■ EXTRACTED TEXT ■
%%

!! spellx done
31  Our Neighbor Mars
    The Washington Post, Sunday, February 12, 1967

     Life on Mars, as a poetic and philosophical counterpoise to human
life here, has long been a speculative inference of scientific
thinking about the solar system.  So long as the earth was the center
of the universe, its uniqueness as an abode of life was axiomatic.
When we learned it was merely the third planet orbiting round a rather
ordinary star, the Sun, we had to accept analogies to Earth -- either
other planets in our own solar system, or more remotely, the systems
of other stars.

     If we scale the Sun-to-Earth distance as an inch, the whole solar
system is an easy yard; but on this scale the next stars are a mile
away.

     The solar planets, then, are within reach of our existing space
vehicles.  For the other stars, we are limited to watching or
listening until we have another thousand-fold extension of our
exploration technology, which is the kind of leap the chemical rocket
was over the jet plane, and that in turn over shanks' mare.

     In its orbit around the Sun, Earth's most promising neighbor is
Mars.  The main problem mitigating against even primitive life on Mars
is the lack of water.  Mere traces of moisture have been detected in
the atmosphere; the white polar caps are probably carbon dioxide
snow, not water.

     Together with the interpretations of Mariner IV photographs
concerning the antiquity of unweathered craters, analyses have
appeared to leave little room for a Martian life system that, like
any reasonable extrapolation of Earthly life, needed water as an
essential medium.

     Certainly, this is a sobering corrective to some of the 
pre-scientific enthusiasms about Martians, like the claims for canals
that have been long discredited.

     However, after Mariner IV made its report, many editorials
commented about "Mars -- the Dead Planet" with an assurance as
totally unjustified by current fact as was some previous exuberance
that there just had to be life there.

     Concrete facts about Mars are few, and our job now is to test
alternative hypotheses.  One problem in making a "model" of a planet
is that most of the information we can hope to get at such a distance
is global, whereas life tends to be local detail.  Thus, a typical
point on Earth would be ocean.  Arguing from this global description
(if not from other data), a Martian observer might deny the existence
of life here.

%%

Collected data
%%

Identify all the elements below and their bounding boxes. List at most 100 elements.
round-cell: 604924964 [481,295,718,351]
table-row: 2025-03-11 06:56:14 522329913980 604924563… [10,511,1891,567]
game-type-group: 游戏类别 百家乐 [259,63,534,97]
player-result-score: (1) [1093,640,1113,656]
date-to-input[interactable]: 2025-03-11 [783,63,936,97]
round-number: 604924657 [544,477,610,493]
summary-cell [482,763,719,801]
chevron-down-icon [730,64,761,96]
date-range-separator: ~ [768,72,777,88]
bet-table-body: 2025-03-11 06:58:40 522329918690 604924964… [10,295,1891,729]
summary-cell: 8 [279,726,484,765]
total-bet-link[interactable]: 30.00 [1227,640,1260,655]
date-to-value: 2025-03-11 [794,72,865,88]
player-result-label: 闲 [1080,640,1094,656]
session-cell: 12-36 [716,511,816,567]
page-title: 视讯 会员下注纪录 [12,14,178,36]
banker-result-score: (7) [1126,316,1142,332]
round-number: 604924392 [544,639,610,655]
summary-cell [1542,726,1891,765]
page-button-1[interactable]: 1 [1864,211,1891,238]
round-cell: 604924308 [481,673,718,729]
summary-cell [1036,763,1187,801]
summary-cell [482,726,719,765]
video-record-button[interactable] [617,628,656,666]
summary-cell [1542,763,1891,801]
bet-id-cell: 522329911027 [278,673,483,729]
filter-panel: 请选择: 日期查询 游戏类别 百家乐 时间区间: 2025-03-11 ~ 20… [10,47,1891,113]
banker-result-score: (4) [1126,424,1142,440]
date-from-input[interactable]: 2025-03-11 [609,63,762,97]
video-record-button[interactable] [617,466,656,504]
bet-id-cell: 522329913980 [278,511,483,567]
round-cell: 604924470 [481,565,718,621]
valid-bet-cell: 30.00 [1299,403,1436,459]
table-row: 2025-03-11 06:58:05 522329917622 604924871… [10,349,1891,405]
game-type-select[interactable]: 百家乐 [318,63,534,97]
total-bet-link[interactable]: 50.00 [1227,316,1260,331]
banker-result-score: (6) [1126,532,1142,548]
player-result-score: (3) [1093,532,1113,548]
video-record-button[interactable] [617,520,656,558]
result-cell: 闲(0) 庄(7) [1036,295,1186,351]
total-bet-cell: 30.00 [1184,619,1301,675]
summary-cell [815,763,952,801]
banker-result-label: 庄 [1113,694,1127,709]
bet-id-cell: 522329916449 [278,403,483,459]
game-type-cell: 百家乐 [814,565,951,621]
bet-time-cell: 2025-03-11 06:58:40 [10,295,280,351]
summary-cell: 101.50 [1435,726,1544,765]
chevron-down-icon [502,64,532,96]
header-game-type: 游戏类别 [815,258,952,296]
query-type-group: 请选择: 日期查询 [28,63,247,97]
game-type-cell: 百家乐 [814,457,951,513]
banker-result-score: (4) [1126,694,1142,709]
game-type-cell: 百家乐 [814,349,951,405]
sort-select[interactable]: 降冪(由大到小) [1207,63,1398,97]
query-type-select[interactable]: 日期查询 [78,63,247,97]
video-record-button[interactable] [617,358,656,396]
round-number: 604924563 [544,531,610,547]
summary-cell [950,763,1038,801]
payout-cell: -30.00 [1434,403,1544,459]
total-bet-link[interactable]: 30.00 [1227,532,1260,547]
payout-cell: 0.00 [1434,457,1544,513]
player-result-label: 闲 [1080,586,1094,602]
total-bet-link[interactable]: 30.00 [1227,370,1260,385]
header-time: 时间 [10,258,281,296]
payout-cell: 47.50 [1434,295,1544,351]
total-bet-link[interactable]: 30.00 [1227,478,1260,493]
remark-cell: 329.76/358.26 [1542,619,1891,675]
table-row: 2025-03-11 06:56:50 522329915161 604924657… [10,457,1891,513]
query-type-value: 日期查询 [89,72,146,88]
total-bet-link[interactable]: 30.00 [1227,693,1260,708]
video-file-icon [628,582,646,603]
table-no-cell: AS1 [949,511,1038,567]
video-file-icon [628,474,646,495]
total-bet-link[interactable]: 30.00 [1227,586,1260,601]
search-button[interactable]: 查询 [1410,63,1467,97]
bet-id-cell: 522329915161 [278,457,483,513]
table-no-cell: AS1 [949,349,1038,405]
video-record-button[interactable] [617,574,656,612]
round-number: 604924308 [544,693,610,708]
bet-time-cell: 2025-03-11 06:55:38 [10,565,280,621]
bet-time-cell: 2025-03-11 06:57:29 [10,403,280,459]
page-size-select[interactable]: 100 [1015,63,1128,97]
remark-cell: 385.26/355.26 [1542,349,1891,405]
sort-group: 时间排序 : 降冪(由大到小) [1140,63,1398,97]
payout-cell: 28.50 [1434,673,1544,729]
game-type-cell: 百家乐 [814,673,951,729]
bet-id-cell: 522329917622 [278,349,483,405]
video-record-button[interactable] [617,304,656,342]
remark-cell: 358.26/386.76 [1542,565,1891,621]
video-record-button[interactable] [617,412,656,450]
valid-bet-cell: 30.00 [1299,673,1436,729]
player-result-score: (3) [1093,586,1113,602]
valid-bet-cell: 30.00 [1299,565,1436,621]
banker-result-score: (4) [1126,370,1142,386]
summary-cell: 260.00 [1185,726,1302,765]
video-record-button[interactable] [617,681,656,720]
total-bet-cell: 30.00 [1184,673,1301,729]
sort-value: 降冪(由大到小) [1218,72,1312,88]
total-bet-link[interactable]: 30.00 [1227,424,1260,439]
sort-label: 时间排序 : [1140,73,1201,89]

%%

■ WORK ITEM A ■
List every means of travel mentioned in the essay on Mars.
■ WORK ITEM B ■
In the essay on Mars, what are the planet's white polar caps said to probably be?

■ WRITTEN RESPONSE A ■
space vehicles, the chemical rocket, the jet plane, shanks' mare

■ WRITTEN RESPONSE B ■
They are probably carbon dioxide snow, not water.